### Problem to work on
Everything in the listing should be restated word for word.
>> start
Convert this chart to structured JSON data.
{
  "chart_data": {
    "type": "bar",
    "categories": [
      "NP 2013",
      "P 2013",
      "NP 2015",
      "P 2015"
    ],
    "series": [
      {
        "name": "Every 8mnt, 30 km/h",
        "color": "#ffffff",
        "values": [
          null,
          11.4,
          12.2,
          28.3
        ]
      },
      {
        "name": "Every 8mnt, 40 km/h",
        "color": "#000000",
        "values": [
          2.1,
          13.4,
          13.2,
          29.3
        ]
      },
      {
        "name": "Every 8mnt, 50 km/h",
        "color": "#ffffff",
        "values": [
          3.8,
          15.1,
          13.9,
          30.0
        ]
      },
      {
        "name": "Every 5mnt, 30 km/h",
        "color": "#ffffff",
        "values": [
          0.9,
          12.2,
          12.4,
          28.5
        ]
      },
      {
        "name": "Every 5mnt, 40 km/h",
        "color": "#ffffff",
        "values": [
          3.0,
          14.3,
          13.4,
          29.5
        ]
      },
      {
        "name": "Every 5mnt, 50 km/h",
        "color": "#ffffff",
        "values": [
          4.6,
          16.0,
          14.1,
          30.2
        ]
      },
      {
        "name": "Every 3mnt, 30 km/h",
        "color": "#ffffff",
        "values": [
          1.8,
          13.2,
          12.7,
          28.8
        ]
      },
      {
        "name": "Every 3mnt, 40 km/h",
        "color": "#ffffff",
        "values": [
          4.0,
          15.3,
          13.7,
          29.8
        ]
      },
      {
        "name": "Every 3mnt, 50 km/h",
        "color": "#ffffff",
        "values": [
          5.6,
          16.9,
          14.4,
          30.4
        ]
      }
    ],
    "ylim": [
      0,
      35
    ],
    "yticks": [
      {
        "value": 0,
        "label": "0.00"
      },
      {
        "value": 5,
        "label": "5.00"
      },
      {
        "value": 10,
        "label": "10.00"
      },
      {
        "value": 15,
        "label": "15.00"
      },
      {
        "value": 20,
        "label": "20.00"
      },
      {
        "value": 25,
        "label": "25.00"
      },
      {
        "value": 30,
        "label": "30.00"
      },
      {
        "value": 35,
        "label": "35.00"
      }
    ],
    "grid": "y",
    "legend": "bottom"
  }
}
>> end
### The solution
Convert this chart to structured JSON data.
{
  "chart_data": {
    "type": "bar",
    "categories": [
      "NP 2013",
      "P 2013",
      "NP 2015",
      "P 2015"
    ],
    "series": [
      {
        "name": "Every 8mnt, 30 km/h",
        "color": "#ffffff",
        "values": [
          null,
          11.4,
          12.2,
          28.3
        ]
      },
      {
        "name": "Every 8mnt, 40 km/h",
        "color": "#000000",
        "values": [
          2.1,
          13.4,
          13.2,
          29.3
        ]
      },
      {
        "name": "Every 8mnt, 50 km/h",
        "color": "#ffffff",
        "values": [
          3.8,
          15.1,
          13.9,
          30.0
        ]
      },
      {
        "name": "Every 5mnt, 30 km/h",
        "color": "#ffffff",
        "values": [
          0.9,
          12.2,
          12.4,
          28.5
        ]
      },
      {
        "name": "Every 5mnt, 40 km/h",
        "color": "#ffffff",
        "values": [
          3.0,
          14.3,
          13.4,
          29.5
        ]
      },
      {
        "name": "Every 5mnt, 50 km/h",
        "color": "#ffffff",
        "values": [
          4.6,
          16.0,
          14.1,
          30.2
        ]
      },
      {
        "name": "Every 3mnt, 30 km/h",
        "color": "#ffffff",
        "values": [
          1.8,
          13.2,
          12.7,
          28.8
        ]
      },
      {
        "name": "Every 3mnt, 40 km/h",
        "color": "#ffffff",
        "values": [
          4.0,
          15.3,
          13.7,
          29.8
        ]
      },
      {
        "name": "Every 3mnt, 50 km/h",
        "color": "#ffffff",
        "values": [
          5.6,
          16.9,
          14.4,
          30.4
        ]
      }
    ],
    "ylim": [
      0,
      35
    ],
    "yticks": [
      {
        "value": 0,
        "label": "0.00"
      },
      {
        "value": 5,
        "label": "5.00"
      },
      {
        "value": 10,
        "label": "10.00"
      },
      {
        "value": 15,
        "label": "15.00"
      },
      {
        "value": 20,
        "label": "20.00"
      },
      {
        "value": 25,
        "label": "25.00"
      },
      {
        "value": 30,
        "label": "30.00"
      },
      {
        "value": 35,
        "label": "35.00"
      }
    ],
    "grid": "y",
    "legend": "bottom"
  }
}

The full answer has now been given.